Dataset ::
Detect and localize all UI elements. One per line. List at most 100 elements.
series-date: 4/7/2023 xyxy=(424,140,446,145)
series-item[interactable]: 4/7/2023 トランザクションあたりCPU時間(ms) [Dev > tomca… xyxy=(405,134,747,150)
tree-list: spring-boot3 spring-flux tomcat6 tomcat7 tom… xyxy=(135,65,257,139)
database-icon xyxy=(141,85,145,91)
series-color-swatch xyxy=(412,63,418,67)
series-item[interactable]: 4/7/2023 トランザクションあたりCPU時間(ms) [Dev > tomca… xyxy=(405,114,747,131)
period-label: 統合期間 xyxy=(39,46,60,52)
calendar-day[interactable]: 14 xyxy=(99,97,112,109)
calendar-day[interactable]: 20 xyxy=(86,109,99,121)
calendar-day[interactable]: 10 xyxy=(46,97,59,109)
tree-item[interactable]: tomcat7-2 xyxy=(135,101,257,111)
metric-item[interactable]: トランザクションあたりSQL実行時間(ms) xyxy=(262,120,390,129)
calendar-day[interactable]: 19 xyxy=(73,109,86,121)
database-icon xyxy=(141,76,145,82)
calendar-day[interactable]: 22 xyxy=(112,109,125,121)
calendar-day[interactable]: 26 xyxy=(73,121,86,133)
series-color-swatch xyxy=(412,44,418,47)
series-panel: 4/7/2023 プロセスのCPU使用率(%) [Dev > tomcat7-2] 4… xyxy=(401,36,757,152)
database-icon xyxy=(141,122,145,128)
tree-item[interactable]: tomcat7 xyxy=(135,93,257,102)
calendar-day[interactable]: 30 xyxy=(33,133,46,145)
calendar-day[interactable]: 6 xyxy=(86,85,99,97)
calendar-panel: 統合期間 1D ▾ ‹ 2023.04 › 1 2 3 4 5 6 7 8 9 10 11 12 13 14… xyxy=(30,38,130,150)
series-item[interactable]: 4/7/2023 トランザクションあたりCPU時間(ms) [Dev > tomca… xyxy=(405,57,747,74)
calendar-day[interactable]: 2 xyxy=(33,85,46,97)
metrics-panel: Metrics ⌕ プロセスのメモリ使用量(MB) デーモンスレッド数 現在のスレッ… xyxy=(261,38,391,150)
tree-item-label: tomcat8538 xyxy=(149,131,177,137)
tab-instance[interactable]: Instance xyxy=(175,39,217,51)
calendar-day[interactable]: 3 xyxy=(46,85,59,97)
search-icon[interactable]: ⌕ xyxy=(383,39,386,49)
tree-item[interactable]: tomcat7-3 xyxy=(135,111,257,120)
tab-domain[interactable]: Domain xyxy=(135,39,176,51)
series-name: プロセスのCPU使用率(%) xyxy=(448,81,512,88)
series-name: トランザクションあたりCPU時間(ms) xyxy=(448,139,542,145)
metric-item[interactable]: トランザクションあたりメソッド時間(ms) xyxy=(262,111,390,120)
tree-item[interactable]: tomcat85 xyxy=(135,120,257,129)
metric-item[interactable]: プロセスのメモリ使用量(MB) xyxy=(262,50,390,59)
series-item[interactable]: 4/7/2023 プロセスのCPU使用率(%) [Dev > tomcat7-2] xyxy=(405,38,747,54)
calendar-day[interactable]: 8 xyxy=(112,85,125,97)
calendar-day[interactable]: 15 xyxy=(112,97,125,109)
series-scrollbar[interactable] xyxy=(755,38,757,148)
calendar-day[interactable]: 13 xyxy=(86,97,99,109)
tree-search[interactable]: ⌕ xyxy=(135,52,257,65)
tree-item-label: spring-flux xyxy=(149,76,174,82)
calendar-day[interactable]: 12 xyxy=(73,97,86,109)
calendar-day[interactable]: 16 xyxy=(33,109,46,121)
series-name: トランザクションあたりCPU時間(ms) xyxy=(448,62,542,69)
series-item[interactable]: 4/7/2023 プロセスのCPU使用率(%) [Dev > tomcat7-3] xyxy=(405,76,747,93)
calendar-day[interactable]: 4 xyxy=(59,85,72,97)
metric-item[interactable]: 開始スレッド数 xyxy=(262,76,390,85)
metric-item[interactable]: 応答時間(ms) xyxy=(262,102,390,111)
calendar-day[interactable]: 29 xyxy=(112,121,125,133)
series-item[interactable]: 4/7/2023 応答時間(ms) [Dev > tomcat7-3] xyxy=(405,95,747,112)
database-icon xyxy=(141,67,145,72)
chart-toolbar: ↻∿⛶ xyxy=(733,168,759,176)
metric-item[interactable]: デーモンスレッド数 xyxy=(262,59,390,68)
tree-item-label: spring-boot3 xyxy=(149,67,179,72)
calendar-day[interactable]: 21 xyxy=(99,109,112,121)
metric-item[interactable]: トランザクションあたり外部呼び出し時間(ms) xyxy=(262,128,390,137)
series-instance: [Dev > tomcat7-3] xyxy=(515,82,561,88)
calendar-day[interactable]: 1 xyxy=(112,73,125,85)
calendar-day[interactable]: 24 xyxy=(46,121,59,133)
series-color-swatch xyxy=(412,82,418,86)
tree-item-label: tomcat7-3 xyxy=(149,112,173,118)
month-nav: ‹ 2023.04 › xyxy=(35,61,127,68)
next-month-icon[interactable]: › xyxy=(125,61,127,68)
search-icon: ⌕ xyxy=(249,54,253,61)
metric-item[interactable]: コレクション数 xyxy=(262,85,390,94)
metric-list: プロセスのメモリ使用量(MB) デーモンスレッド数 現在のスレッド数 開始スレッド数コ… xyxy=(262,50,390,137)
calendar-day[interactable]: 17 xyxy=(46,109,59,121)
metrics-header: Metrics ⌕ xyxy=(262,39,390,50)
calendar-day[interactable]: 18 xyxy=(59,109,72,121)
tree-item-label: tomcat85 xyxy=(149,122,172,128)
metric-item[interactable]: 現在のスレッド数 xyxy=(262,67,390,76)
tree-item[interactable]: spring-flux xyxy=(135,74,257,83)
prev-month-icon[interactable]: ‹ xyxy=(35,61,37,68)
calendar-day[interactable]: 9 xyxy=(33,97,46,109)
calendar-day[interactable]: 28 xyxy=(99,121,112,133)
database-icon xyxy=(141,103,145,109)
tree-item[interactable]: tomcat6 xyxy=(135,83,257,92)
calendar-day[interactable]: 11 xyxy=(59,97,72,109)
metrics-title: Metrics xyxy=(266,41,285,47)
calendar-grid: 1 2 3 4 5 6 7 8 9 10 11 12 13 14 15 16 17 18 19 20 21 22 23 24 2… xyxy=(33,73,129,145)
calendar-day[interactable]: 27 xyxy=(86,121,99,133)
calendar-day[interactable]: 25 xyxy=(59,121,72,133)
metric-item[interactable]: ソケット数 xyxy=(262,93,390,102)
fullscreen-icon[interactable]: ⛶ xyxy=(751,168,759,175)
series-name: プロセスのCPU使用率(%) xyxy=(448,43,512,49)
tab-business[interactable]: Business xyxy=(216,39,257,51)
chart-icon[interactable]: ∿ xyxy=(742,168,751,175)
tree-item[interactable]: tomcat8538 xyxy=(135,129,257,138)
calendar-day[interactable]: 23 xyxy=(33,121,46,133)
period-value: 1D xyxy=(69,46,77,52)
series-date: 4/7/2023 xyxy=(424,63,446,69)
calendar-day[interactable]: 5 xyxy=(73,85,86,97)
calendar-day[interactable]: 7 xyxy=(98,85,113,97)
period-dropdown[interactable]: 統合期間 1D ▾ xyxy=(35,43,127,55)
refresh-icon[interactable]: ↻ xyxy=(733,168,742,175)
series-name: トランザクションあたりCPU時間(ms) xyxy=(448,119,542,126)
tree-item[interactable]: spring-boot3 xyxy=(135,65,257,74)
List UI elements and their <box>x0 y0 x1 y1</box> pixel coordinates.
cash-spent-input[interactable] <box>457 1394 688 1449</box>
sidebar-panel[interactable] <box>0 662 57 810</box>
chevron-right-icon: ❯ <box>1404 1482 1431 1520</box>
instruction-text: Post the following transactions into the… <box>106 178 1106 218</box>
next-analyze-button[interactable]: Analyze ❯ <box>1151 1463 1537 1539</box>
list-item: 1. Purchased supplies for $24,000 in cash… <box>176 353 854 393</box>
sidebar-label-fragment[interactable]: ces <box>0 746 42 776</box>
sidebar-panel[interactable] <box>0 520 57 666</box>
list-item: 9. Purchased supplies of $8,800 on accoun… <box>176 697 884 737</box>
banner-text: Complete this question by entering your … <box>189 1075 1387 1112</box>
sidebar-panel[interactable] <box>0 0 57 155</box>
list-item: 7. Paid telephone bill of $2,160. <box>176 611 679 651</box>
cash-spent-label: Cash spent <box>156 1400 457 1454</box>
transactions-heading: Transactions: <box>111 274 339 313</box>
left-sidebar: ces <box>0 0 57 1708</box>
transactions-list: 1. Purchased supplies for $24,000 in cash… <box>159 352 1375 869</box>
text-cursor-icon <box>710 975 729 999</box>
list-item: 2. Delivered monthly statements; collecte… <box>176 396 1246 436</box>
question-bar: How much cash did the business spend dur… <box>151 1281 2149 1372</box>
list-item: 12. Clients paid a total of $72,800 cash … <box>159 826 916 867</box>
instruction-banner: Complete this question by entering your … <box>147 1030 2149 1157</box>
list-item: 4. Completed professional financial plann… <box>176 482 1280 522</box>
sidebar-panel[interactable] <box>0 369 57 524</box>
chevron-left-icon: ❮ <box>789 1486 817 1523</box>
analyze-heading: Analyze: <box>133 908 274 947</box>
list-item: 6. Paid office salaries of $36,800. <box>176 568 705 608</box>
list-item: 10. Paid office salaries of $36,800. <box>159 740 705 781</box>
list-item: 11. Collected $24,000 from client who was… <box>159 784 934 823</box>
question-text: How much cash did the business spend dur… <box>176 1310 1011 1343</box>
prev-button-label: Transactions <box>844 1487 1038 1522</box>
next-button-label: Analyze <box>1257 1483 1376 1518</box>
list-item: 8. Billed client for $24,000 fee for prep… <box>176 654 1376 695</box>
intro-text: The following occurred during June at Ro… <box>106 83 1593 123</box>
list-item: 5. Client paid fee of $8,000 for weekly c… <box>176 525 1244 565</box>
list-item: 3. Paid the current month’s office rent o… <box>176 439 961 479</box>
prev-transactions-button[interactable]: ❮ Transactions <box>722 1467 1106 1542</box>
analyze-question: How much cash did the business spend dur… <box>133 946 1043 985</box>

Objective ::
Copy the material from its first line up to and including the line with "calendar-day[interactable]: 20 xyxy=(86,109,99,121)", changing "tree-list" to "tree-view" and leaving everything else the same.

Answer to the exercise ::
Detect and localize all UI elements. One per line. List at most 100 elements.
series-date: 4/7/2023 xyxy=(424,140,446,145)
series-item[interactable]: 4/7/2023 トランザクションあたりCPU時間(ms) [Dev > tomca… xyxy=(405,134,747,150)
tree-view: spring-boot3 spring-flux tomcat6 tomcat7 tom… xyxy=(135,65,257,139)
database-icon xyxy=(141,85,145,91)
series-color-swatch xyxy=(412,63,418,67)
series-item[interactable]: 4/7/2023 トランザクションあたりCPU時間(ms) [Dev > tomca… xyxy=(405,114,747,131)
period-label: 統合期間 xyxy=(39,46,60,52)
calendar-day[interactable]: 14 xyxy=(99,97,112,109)
calendar-day[interactable]: 20 xyxy=(86,109,99,121)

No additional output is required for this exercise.